Oysa ey peygamber! Sen onların arasında iken, Allah onlara azap edecek değildir. Ve onların arasında bulunan mü’minler, Allah’tan bağışlanmalarını isterlerken yine Allah onlara azap edici değildir.

Adem Uğur

Halbuki sen onların içinde iken Allah, onlara azap edecek değildir. Ve onlar mağfiret dilerlerken de Allah onlara azap edici değildir.

Ahmed Hulusi

Hâlbuki sen onların içindeyken Allâh onlara azap vermezdi (sen âlemlere rahmet olarak irsâl edilmiştin)... Ayrıca, istiğfar edenler de varken, Allâh onlara azap edici değildir.

Ahmet Varol

Oysa sen onların içinde olduğun sürece Allah onlara azap edecek değildi. Onlar bağışlanma diledikleri sürece de Allah onlara azap edici değildir.

Ali Bulaç

Oysa sen içlerinde bulunduğun sürece, Allah onları azaplandıracak değildir. Ve onlar, bağışlanma dilemektelerken de, Allah onları azaplandıracak değildir.

Ali Fikri Yavuz

Halbuki sen (Ey Rasûlüm), onların içindeyken Allah onlara azap verecek değildi. İstiğfar ettikleri halde de Allah onlara azap edecek değil...

Bayraktar Bayraklı

Halbuki sen onların içinde iken Allah onlara azap verecek değildir ve aralarındaki müminler bağışlanma dilerken de şüphesiz Allah onlara azap etmez.

Bekir Sadak

Oysa, sen iclerinde iken Allah onlara azabetmez. Onlar bagislanma dilerlerken de elbette Allah azap edecek degildir.

-----

▸ Verilen görev
Bir ayetin farklı meallerini sıralayan metni kaldığı yerden sürdür.

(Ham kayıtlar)
-----

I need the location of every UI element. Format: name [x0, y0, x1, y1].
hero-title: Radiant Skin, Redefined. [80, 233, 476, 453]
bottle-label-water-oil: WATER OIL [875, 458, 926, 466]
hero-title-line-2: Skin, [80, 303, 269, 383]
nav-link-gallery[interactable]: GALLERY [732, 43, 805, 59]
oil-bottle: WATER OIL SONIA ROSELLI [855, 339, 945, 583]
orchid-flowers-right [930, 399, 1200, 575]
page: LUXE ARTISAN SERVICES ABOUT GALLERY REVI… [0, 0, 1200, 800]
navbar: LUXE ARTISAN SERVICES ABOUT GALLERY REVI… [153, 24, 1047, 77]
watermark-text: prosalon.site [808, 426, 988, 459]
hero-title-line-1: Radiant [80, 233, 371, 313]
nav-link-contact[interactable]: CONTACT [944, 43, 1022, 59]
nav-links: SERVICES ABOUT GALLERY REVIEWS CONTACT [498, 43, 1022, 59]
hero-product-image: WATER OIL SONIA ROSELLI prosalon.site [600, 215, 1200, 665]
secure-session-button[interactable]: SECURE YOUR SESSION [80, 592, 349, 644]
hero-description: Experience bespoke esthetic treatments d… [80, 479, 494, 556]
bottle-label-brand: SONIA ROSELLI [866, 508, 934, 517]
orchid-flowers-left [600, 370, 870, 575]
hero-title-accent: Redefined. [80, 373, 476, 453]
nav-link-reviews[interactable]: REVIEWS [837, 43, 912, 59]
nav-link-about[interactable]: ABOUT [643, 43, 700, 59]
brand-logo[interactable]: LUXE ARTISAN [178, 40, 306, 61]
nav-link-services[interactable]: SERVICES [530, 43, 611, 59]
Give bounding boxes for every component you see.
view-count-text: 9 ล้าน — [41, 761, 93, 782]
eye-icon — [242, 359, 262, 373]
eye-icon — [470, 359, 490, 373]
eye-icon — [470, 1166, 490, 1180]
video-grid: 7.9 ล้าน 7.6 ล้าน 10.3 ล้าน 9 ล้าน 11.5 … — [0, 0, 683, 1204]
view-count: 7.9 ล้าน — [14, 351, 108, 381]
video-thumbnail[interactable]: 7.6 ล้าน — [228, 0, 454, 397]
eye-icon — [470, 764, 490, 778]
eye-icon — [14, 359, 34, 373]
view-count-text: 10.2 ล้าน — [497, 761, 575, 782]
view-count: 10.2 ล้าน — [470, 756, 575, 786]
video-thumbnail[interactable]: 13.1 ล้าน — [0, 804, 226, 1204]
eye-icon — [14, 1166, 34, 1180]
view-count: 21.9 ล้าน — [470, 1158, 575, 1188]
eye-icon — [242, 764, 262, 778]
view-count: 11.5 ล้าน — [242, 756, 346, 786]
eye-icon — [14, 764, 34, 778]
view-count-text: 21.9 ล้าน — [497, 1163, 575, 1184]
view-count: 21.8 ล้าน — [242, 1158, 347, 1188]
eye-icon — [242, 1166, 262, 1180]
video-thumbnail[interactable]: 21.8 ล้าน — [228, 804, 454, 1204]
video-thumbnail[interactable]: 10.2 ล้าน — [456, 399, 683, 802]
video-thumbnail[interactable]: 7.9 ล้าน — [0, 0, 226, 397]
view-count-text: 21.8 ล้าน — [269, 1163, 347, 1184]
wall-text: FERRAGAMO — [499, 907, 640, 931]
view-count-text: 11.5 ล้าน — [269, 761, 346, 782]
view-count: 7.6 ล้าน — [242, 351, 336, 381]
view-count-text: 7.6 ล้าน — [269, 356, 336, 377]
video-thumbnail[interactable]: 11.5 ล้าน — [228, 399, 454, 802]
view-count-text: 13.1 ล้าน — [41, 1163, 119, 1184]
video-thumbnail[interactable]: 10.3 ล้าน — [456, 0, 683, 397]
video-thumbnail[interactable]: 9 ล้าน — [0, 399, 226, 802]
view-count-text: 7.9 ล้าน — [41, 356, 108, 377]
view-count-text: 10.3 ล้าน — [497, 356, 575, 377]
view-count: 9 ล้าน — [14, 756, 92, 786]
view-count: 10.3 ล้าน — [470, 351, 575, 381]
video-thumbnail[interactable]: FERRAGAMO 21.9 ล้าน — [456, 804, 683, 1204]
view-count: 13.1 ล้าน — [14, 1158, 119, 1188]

-----

▸ Yanıt
Celal Yıldırım

Oysa sen onların arasında iken Allah onlara azâb edecek değildir ve onların (arasında kalan mü’minler) istiğfar ederken Allah yine kendilerine azâb edici değildir.

Cemal Külünkoğlu

Ne var ki, sen onların arasında bulunurken, Allah onlara azap edecek değildir. Ayrıca Allah onları, (hala) af dileyebilecekleri bir safhada cezalandıracak da değildir.

Diyanet İşleri

Oysa sen onların içinde iken, Allah onlara azap edecek değildi. Bağışlanma dilerlerken de Allah onlara azap edecek değildir.

Diyanet Vakfı

Halbuki sen onların içinde iken Allah, onlara azap edecek değildir. Ve onlar mağfiret dilerlerken de Allah onlara azap edici değildir.

Edip Yüksel

Sen onların arasında bulunduğun sürece ALLAH onlara azap edecek değildir. Onlar, bağışlanma dilerlerken de ALLAH onları cezalandıracak değildir.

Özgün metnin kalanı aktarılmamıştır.